== Problem set ==
• 1. According to the interview transcript, when did Elijah begin at Peabody?
• 2. Reproduce the stretch of the interview transcript from "A: Up until" through "come to Peabody?" word for word.

[start of Passage to read]

Nicholas Bell and Lacey Hindman
Interview transcription of Nicholas Bell interviewing Elijah Daniel Smith about his work “Songs of War”
Q: Elijah, where were you born?
A: Chicago, Illinois. Born and raised.
Q: Did you live in Chicago most of your life?
A: Up until I graduated high school and then I went to University of Illinois Urbana-Champaign for a year for voice, and I hated every second of it. So I transferred to the Boston Conservatory to study composition. Then I moved out to Los Angeles to do film scores and I hated every second of it, so I came to Peabody.
Q: So you started college at 18, didn’t like it, bounced around a little bit, when did you come to Peabody?
A: I started in the fall of 2018 when I was 23.
Q: And you are working on your master’s degree in composition?
A: Yep, studying with Oscar Bettison.
Q: Were you always interested in composing?
A: To a degree, I guess. I’ve always written music but I never thought about doing it as a career until I was already in my undergrad and then I realized that composing is much more appealing to me than singing the same arias and songs for the rest of my life.
Q: So you go into music originally through choir or vocal music?

[end of Passage to read]
[start of Records]

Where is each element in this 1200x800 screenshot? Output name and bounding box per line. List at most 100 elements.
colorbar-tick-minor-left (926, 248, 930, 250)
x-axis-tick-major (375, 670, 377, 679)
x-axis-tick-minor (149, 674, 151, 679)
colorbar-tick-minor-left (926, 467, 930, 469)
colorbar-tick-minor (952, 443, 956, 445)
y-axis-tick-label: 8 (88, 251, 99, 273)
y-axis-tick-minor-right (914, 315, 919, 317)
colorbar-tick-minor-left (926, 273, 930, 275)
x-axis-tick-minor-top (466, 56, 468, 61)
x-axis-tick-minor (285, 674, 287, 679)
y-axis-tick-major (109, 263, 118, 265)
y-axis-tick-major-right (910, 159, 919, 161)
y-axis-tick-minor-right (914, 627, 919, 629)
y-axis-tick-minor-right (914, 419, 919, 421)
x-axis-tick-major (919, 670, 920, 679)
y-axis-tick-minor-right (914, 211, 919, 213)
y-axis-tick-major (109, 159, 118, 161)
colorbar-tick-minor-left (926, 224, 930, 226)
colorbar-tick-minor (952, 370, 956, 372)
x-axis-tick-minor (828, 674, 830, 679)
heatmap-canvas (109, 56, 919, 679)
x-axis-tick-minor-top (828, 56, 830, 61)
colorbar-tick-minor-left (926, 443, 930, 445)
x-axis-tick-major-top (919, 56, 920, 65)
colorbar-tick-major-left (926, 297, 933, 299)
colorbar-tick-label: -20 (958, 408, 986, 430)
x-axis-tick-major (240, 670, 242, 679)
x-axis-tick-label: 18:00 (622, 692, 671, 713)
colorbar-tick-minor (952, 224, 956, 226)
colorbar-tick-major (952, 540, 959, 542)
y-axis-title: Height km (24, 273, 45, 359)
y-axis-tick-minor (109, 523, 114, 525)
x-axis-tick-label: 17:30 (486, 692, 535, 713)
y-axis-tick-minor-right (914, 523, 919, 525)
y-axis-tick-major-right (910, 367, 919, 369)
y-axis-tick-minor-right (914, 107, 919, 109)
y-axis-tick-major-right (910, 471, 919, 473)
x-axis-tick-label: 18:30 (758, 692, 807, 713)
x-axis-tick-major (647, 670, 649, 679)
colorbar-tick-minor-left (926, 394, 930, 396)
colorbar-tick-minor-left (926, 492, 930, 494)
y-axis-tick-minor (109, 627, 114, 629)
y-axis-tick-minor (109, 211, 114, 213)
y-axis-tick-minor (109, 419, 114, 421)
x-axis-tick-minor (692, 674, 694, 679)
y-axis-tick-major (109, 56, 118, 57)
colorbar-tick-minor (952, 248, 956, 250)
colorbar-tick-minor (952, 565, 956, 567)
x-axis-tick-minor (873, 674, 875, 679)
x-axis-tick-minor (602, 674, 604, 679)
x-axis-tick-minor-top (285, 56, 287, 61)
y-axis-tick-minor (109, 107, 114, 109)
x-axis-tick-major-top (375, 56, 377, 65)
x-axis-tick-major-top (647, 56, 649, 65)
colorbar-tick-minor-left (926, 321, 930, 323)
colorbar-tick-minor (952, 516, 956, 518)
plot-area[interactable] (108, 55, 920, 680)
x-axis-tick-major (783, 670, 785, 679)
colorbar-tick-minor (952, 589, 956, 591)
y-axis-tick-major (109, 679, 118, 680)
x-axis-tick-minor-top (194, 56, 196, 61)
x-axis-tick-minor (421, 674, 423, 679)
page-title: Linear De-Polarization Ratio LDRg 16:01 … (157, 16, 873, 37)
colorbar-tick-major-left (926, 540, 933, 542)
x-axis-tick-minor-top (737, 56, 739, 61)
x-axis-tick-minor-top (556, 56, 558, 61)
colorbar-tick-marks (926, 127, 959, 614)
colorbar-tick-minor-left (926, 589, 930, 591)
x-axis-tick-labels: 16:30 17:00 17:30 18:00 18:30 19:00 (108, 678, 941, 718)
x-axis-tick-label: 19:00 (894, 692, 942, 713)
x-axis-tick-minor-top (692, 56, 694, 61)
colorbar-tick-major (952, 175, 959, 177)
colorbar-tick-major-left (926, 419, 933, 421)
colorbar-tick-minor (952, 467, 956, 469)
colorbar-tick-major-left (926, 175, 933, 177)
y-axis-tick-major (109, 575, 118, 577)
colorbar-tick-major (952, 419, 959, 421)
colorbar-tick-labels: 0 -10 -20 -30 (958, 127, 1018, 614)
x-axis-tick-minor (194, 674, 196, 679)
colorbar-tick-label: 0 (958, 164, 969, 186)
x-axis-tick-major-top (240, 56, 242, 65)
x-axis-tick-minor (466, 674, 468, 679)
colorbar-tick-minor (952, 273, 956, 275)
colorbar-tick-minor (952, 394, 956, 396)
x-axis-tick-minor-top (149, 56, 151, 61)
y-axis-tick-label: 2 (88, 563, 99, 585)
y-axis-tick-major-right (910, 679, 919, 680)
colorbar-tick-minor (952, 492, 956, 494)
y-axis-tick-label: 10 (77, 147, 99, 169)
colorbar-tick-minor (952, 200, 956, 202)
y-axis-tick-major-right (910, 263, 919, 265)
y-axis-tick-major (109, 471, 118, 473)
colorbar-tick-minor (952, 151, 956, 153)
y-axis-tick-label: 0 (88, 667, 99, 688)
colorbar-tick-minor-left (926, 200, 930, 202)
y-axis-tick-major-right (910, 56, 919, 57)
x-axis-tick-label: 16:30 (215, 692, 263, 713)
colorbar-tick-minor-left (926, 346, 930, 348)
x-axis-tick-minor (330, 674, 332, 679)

[end of Records]

== Solutions below ==
• 1. In the fall of 2018, when he was 23.

• 2.
A: Up until I graduated high school and then I went to University of Illinois Urbana-Champaign for a year for voice, and I hated every second of it. So I transferred to the Boston Conservatory to study composition. Then I moved out to Los Angeles to do film scores and I hated every second of it, so I came to Peabody.
Q: So you started college at 18, didn’t like it, bounced around a little bit, when did you come to Peabody?